Set exercise: Copy out the part of the listing that opens with the line containing "Where is each" and closes with the line containing "star-screw-icon <box>565 346 576 359</box>", keeping every line unchanged and including both of those lines.

Dataset rows:
=-=-=

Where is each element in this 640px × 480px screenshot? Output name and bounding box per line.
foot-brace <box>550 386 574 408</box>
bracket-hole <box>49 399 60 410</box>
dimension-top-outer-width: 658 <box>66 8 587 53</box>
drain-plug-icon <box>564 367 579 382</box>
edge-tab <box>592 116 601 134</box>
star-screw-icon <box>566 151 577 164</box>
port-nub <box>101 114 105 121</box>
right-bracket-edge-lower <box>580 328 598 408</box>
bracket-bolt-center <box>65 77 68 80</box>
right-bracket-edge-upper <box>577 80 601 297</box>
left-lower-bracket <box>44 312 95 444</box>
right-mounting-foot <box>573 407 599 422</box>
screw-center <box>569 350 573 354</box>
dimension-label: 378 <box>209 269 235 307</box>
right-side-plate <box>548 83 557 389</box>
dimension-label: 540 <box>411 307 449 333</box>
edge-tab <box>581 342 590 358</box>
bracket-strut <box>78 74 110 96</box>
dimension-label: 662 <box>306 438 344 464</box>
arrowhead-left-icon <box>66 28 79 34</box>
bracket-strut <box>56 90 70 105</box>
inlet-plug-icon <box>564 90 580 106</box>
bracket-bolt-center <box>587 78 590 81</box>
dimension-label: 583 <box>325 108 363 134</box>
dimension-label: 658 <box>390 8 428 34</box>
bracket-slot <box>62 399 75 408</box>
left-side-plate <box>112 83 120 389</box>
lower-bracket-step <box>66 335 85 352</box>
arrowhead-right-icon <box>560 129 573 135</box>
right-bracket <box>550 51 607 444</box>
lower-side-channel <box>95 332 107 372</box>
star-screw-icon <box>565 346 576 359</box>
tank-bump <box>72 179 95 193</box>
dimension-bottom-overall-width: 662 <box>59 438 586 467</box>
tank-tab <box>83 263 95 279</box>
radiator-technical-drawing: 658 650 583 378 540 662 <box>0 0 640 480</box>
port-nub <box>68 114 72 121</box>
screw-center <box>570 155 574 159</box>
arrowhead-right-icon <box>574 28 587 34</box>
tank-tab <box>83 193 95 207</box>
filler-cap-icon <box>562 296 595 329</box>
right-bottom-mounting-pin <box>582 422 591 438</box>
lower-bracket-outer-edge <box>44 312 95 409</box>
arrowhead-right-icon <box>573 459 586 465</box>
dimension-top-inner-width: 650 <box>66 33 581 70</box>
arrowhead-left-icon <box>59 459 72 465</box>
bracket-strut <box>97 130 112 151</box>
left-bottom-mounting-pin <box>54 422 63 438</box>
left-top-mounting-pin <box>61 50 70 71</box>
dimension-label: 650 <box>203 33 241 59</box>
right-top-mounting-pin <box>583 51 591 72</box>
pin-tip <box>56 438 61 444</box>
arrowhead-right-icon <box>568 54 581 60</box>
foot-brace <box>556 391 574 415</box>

=-=-=

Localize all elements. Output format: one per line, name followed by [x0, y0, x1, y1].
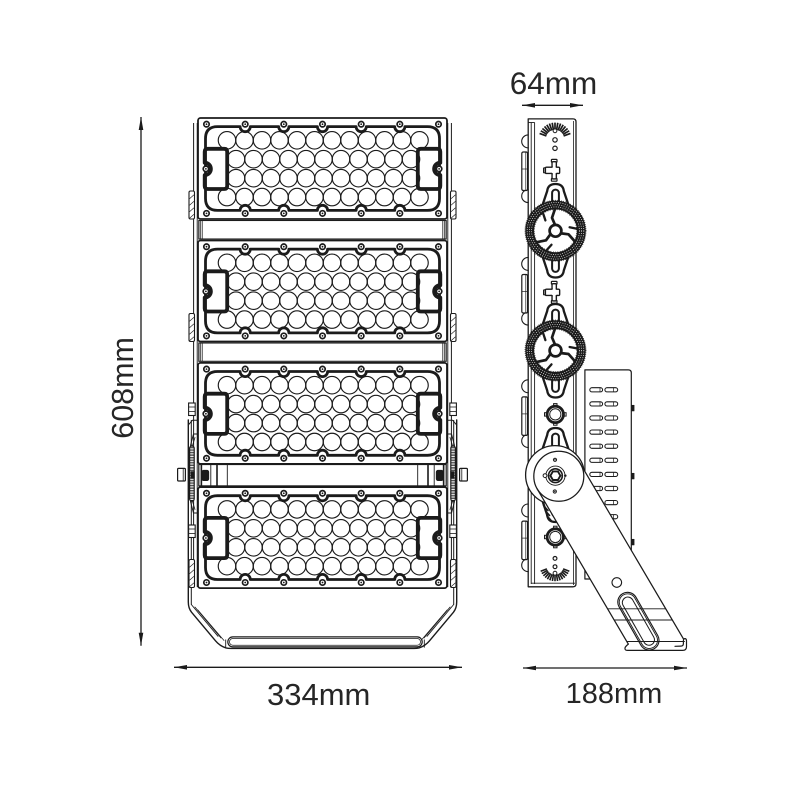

=-=-=

Exercise solution:
Where is each element in this 640px × 480px screenshot? Output name and bounding box per line.
foot-brace <box>550 386 574 408</box>
bracket-hole <box>49 399 60 410</box>
dimension-top-outer-width: 658 <box>66 8 587 53</box>
drain-plug-icon <box>564 367 579 382</box>
edge-tab <box>592 116 601 134</box>
star-screw-icon <box>566 151 577 164</box>
port-nub <box>101 114 105 121</box>
right-bracket-edge-lower <box>580 328 598 408</box>
bracket-bolt-center <box>65 77 68 80</box>
right-bracket-edge-upper <box>577 80 601 297</box>
left-lower-bracket <box>44 312 95 444</box>
right-mounting-foot <box>573 407 599 422</box>
screw-center <box>569 350 573 354</box>
dimension-label: 378 <box>209 269 235 307</box>
right-side-plate <box>548 83 557 389</box>
dimension-label: 540 <box>411 307 449 333</box>
edge-tab <box>581 342 590 358</box>
bracket-strut <box>78 74 110 96</box>
dimension-label: 662 <box>306 438 344 464</box>
arrowhead-left-icon <box>66 28 79 34</box>
bracket-strut <box>56 90 70 105</box>
inlet-plug-icon <box>564 90 580 106</box>
bracket-bolt-center <box>587 78 590 81</box>
dimension-label: 583 <box>325 108 363 134</box>
dimension-label: 658 <box>390 8 428 34</box>
bracket-slot <box>62 399 75 408</box>
left-side-plate <box>112 83 120 389</box>
lower-bracket-step <box>66 335 85 352</box>
arrowhead-right-icon <box>560 129 573 135</box>
right-bracket <box>550 51 607 444</box>
lower-side-channel <box>95 332 107 372</box>
star-screw-icon <box>565 346 576 359</box>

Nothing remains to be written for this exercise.